[Collected data]
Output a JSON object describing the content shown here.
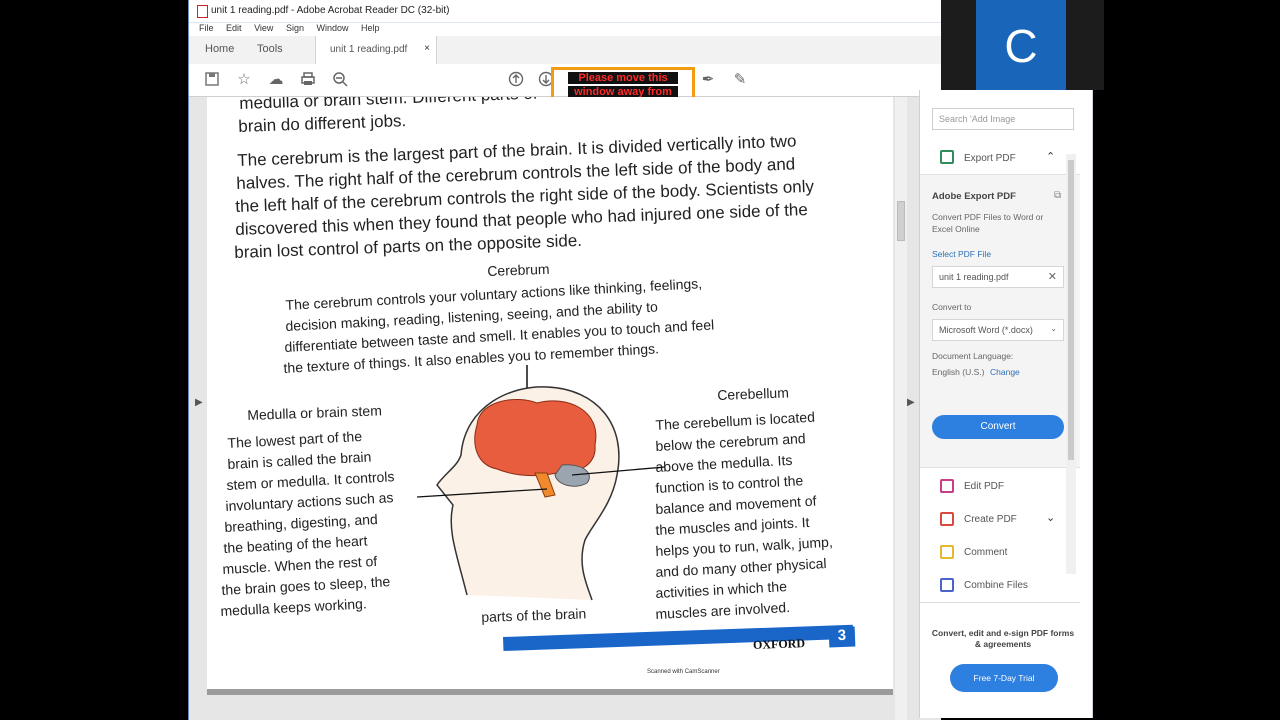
{
  "window": {
    "title": "unit 1 reading.pdf - Adobe Acrobat Reader DC (32-bit)"
  },
  "menu": [
    "File",
    "Edit",
    "View",
    "Sign",
    "Window",
    "Help"
  ],
  "tabs": {
    "home": "Home",
    "tools": "Tools",
    "doc": "unit 1 reading.pdf",
    "close": "×"
  },
  "toolbar": {
    "icons": [
      "save-icon",
      "star-icon",
      "cloud-upload-icon",
      "print-icon",
      "zoom-out-icon",
      "page-up-icon",
      "page-down-icon",
      "pen-icon",
      "sign-icon",
      "edit-icon"
    ],
    "warning_line1": "Please move this",
    "warning_line2": "window away from"
  },
  "pdf": {
    "intro_l1": "medulla or brain stem. Different parts of",
    "intro_l2": "brain do different jobs.",
    "para": [
      "The cerebrum is the largest part of the brain. It is divided vertically into two",
      "halves. The right half of the cerebrum controls the left side of the body and",
      "the left half of the cerebrum controls the right side of the body. Scientists only",
      "discovered this when they found that people who had injured one side of the",
      "brain lost control of parts on the opposite side."
    ],
    "cerebrum_title": "Cerebrum",
    "cerebrum_lines": [
      "The cerebrum controls your voluntary actions like thinking, feelings,",
      "decision making, reading, listening, seeing, and the ability to",
      "differentiate between taste and smell. It enables you to touch and feel",
      "the texture of things. It also enables you to remember things."
    ],
    "medulla_title": "Medulla or brain stem",
    "medulla_lines": [
      "The lowest part of the",
      "brain is called the brain",
      "stem or medulla. It controls",
      "involuntary actions such as",
      "breathing, digesting, and",
      "the beating of the heart",
      "muscle. When the rest of",
      "the brain goes to sleep, the",
      "medulla keeps working."
    ],
    "cerebellum_title": "Cerebellum",
    "cerebellum_lines": [
      "The cerebellum is located",
      "below the cerebrum and",
      "above the medulla. Its",
      "function is to control the",
      "balance and movement of",
      "the muscles and joints. It",
      "helps you to run, walk, jump,",
      "and do many other physical",
      "activities in which the",
      "muscles are involved."
    ],
    "diagram_caption": "parts of the brain",
    "publisher": "OXFORD",
    "page_number": "3",
    "scanned": "Scanned with CamScanner"
  },
  "right_panel": {
    "search_placeholder": "Search 'Add Image",
    "export_label": "Export PDF",
    "export_heading": "Adobe Export PDF",
    "export_desc": "Convert PDF Files to Word or Excel Online",
    "select_label": "Select PDF File",
    "file_name": "unit 1 reading.pdf",
    "convert_to_label": "Convert to",
    "convert_to_value": "Microsoft Word (*.docx)",
    "doc_lang_label": "Document Language:",
    "doc_lang_value": "English (U.S.)",
    "change_label": "Change",
    "convert_button": "Convert",
    "items": [
      {
        "label": "Edit PDF",
        "color": "#c83c8a"
      },
      {
        "label": "Create PDF",
        "color": "#d9493d"
      },
      {
        "label": "Comment",
        "color": "#e6b82d"
      },
      {
        "label": "Combine Files",
        "color": "#4a64c9"
      }
    ],
    "promo": "Convert, edit and e-sign PDF forms & agreements",
    "trial_button": "Free 7-Day Trial"
  },
  "corner_logo": "C"
}
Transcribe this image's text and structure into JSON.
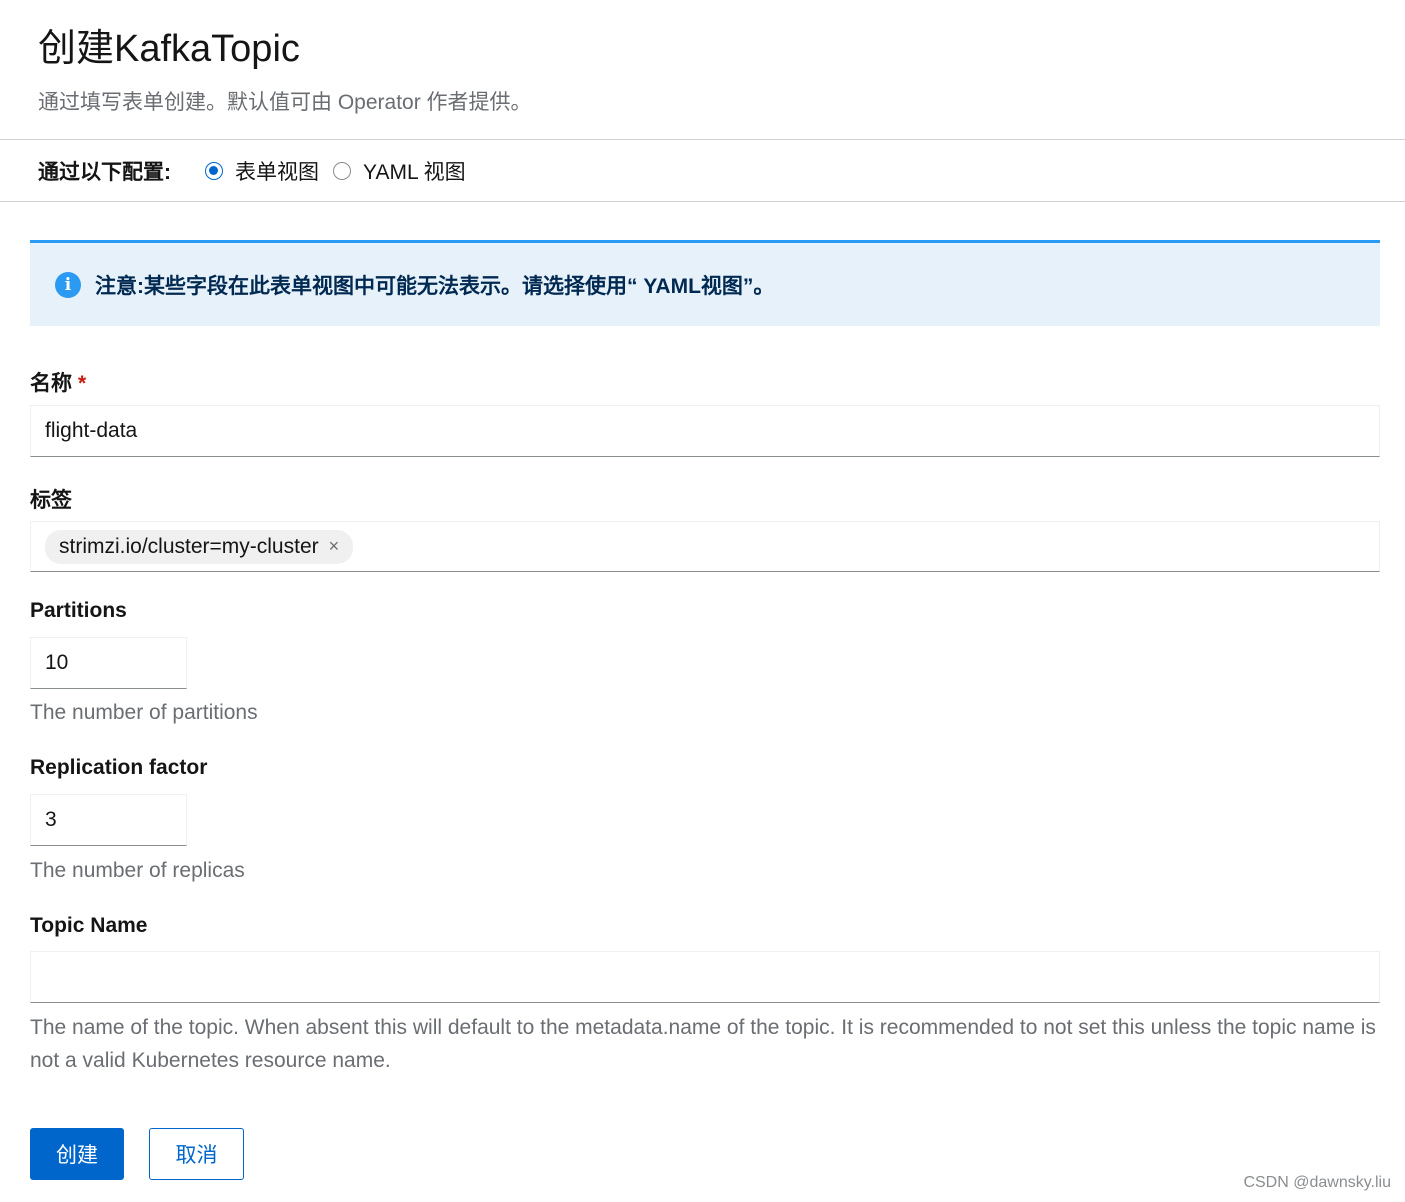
{
  "header": {
    "title": "创建KafkaTopic",
    "subtitle": "通过填写表单创建。默认值可由 Operator 作者提供。"
  },
  "config": {
    "label": "通过以下配置:",
    "options": [
      {
        "label": "表单视图",
        "selected": true
      },
      {
        "label": "YAML 视图",
        "selected": false
      }
    ]
  },
  "alert": {
    "icon": "info-icon",
    "text": "注意:某些字段在此表单视图中可能无法表示。请选择使用“ YAML视图”。"
  },
  "fields": {
    "name": {
      "label": "名称",
      "required_mark": "*",
      "value": "flight-data"
    },
    "labels": {
      "label": "标签",
      "chips": [
        "strimzi.io/cluster=my-cluster"
      ],
      "chip_close": "×"
    },
    "partitions": {
      "label": "Partitions",
      "value": "10",
      "helper": "The number of partitions"
    },
    "replication": {
      "label": "Replication factor",
      "value": "3",
      "helper": "The number of replicas"
    },
    "topic_name": {
      "label": "Topic Name",
      "value": "",
      "helper": "The name of the topic. When absent this will default to the metadata.name of the topic. It is recommended to not set this unless the topic name is not a valid Kubernetes resource name."
    }
  },
  "actions": {
    "create": "创建",
    "cancel": "取消"
  },
  "watermark": "CSDN @dawnsky.liu",
  "colors": {
    "primary": "#0066cc",
    "alert_bg": "#e7f1fa",
    "alert_border": "#2b9af3",
    "required": "#c9190b"
  }
}
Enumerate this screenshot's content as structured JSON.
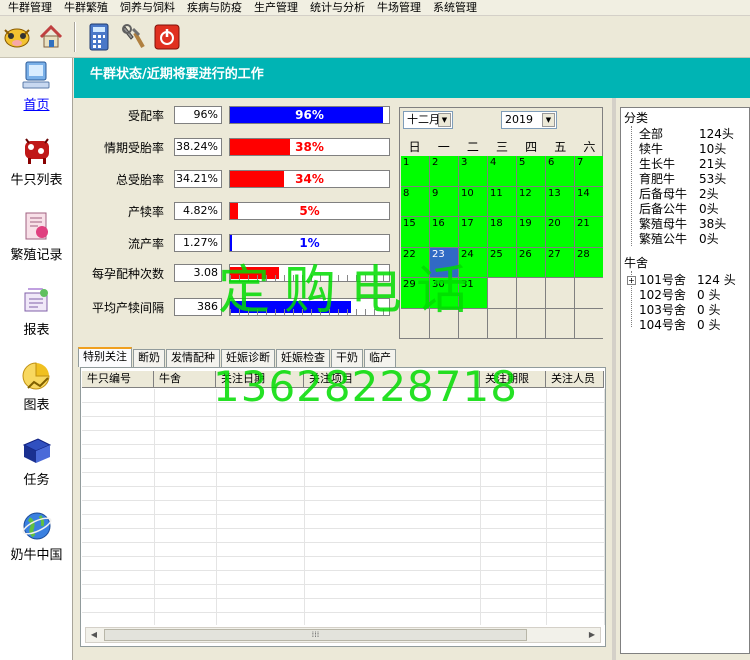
{
  "menu": [
    "牛群管理",
    "牛群繁殖",
    "饲养与饲料",
    "疾病与防疫",
    "生产管理",
    "统计与分析",
    "牛场管理",
    "系统管理"
  ],
  "toolbar": [
    {
      "icon": "cow-icon"
    },
    {
      "icon": "home-icon"
    },
    {
      "icon": "calculator-icon"
    },
    {
      "icon": "tools-icon"
    },
    {
      "icon": "power-icon"
    }
  ],
  "nav": [
    {
      "label": "首页",
      "icon": "computer-icon"
    },
    {
      "label": "牛只列表",
      "icon": "cow-list-icon"
    },
    {
      "label": "繁殖记录",
      "icon": "breeding-record-icon"
    },
    {
      "label": "报表",
      "icon": "report-icon"
    },
    {
      "label": "图表",
      "icon": "chart-icon"
    },
    {
      "label": "任务",
      "icon": "task-book-icon"
    },
    {
      "label": "奶牛中国",
      "icon": "globe-icon"
    }
  ],
  "title": "牛群状态/近期将要进行的工作",
  "stats": [
    {
      "label": "受配率",
      "value": "96%",
      "pct": "96%",
      "level": 0.96,
      "color": "#0000ff",
      "textColor": "#ffffff"
    },
    {
      "label": "情期受胎率",
      "value": "38.24%",
      "pct": "38%",
      "level": 0.38,
      "color": "#ff0000",
      "textColor": "#ff0000"
    },
    {
      "label": "总受胎率",
      "value": "34.21%",
      "pct": "34%",
      "level": 0.34,
      "color": "#ff0000",
      "textColor": "#ff0000"
    },
    {
      "label": "产犊率",
      "value": "4.82%",
      "pct": "5%",
      "level": 0.05,
      "color": "#ff0000",
      "textColor": "#ff0000"
    },
    {
      "label": "流产率",
      "value": "1.27%",
      "pct": "1%",
      "level": 0.01,
      "color": "#0000ff",
      "textColor": "#0000ff"
    },
    {
      "label": "每孕配种次数",
      "value": "3.08",
      "pct": "",
      "level": 0.31,
      "color": "#ff0000",
      "textColor": "#ff0000"
    },
    {
      "label": "平均产犊间隔",
      "value": "386",
      "pct": "",
      "level": 0.76,
      "color": "#0000ff",
      "textColor": "#0000ff"
    }
  ],
  "calendar": {
    "month": "十二月",
    "year": "2019",
    "weekdays": [
      "日",
      "一",
      "二",
      "三",
      "四",
      "五",
      "六"
    ],
    "days": [
      "1",
      "2",
      "3",
      "4",
      "5",
      "6",
      "7",
      "8",
      "9",
      "10",
      "11",
      "12",
      "13",
      "14",
      "15",
      "16",
      "17",
      "18",
      "19",
      "20",
      "21",
      "22",
      "23",
      "24",
      "25",
      "26",
      "27",
      "28",
      "29",
      "30",
      "31"
    ],
    "today": "23",
    "highlight_color": "#00ff00"
  },
  "tabs": [
    "特别关注",
    "断奶",
    "发情配种",
    "妊娠诊断",
    "妊娠检查",
    "干奶",
    "临产"
  ],
  "table": {
    "columns": [
      "牛只编号",
      "牛舍",
      "关注日期",
      "关注项目",
      "关注期限",
      "关注人员"
    ]
  },
  "tree": {
    "category_root": "分类",
    "categories": [
      {
        "name": "全部",
        "count": "124头"
      },
      {
        "name": "犊牛",
        "count": "10头"
      },
      {
        "name": "生长牛",
        "count": "21头"
      },
      {
        "name": "育肥牛",
        "count": "53头"
      },
      {
        "name": "后备母牛",
        "count": "2头"
      },
      {
        "name": "后备公牛",
        "count": "0头"
      },
      {
        "name": "繁殖母牛",
        "count": "38头"
      },
      {
        "name": "繁殖公牛",
        "count": "0头"
      }
    ],
    "barn_root": "牛舍",
    "barns": [
      {
        "name": "101号舍",
        "count": "124 头",
        "expandable": true
      },
      {
        "name": "102号舍",
        "count": "0 头",
        "expandable": false
      },
      {
        "name": "103号舍",
        "count": "0 头",
        "expandable": false
      },
      {
        "name": "104号舍",
        "count": "0 头",
        "expandable": false
      }
    ]
  },
  "watermark": {
    "line1": "定购电话",
    "line2": "13628228718"
  }
}
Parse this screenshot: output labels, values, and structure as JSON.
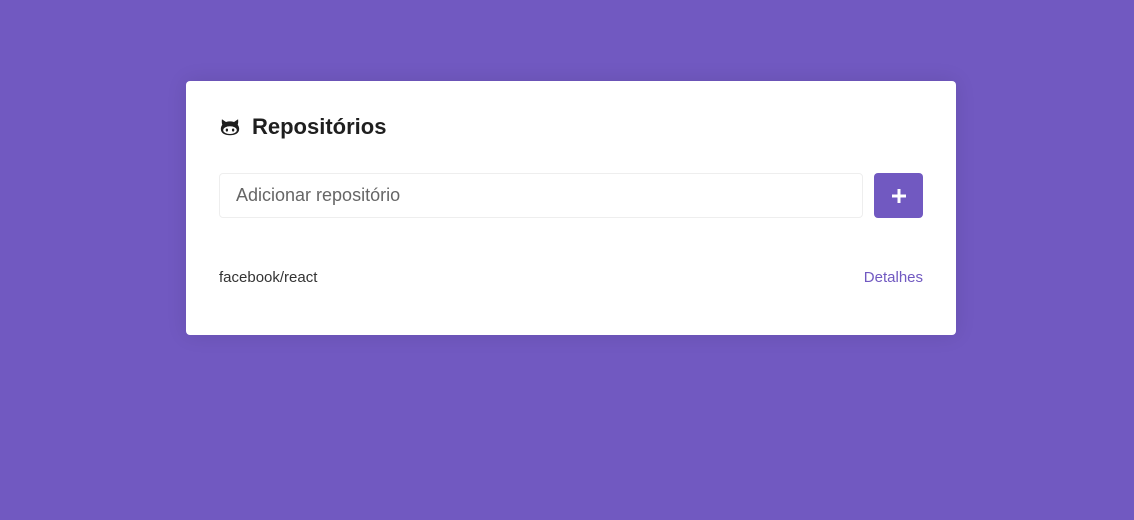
{
  "colors": {
    "background": "#7159c1",
    "card": "#ffffff",
    "accent": "#7159c1"
  },
  "header": {
    "icon": "github-icon",
    "title": "Repositórios"
  },
  "form": {
    "input_placeholder": "Adicionar repositório",
    "input_value": "",
    "submit_icon": "plus-icon"
  },
  "repositories": [
    {
      "name": "facebook/react",
      "link_label": "Detalhes"
    }
  ]
}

§ **What is needed**:
Find the lines holding "stem" and list every one.

§ **Answer**:
    "intro_l1": "medulla or brain stem. Different parts of",
    "medulla_title": "Medulla or brain stem",
      "stem or medulla. It controls",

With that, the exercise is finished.